**Dataset excerpts:**
start
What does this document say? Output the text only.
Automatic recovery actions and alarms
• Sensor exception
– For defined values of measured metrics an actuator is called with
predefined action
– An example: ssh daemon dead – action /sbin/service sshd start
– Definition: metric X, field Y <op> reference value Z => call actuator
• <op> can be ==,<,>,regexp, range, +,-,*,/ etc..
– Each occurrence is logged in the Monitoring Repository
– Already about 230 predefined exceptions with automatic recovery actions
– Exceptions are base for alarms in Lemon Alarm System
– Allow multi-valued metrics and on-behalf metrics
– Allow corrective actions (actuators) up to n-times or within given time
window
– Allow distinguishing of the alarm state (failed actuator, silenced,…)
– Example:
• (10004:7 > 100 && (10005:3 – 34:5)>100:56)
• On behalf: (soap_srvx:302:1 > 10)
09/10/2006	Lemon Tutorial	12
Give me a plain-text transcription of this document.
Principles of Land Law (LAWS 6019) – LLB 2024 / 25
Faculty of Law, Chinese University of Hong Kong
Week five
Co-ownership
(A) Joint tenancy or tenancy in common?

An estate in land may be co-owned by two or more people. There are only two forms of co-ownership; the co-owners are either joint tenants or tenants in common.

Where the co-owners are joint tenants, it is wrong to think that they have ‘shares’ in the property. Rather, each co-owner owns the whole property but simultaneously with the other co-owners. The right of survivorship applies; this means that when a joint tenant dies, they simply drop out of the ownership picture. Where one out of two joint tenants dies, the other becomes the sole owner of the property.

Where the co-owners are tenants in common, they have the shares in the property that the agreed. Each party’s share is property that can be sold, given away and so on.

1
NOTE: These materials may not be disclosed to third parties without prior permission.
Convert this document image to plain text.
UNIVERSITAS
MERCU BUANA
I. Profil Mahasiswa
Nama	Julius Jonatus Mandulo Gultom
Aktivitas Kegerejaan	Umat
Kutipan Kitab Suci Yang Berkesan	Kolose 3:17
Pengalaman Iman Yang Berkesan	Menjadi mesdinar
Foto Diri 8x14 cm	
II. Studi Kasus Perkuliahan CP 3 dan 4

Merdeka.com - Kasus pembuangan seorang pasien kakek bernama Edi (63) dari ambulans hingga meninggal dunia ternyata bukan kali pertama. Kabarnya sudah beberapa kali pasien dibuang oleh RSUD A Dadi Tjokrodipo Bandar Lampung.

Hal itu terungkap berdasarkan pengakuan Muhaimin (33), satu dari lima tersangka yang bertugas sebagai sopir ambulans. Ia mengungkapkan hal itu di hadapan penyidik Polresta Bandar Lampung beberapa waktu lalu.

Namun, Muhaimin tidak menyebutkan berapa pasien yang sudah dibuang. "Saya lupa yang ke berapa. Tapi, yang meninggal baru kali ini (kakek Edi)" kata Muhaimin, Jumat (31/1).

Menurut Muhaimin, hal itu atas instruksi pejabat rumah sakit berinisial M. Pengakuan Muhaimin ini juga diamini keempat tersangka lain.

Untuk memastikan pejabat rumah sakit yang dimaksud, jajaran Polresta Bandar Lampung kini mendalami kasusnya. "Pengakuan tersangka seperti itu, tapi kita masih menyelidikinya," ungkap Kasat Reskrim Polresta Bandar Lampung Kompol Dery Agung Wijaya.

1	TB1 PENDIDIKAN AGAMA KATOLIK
end
**Work to be completed:** Copy every line above in which the string "alarms" shows up.

**Answer to the task:**
Automatic recovery actions and alarms
– Exceptions are base for alarms in Lemon Alarm System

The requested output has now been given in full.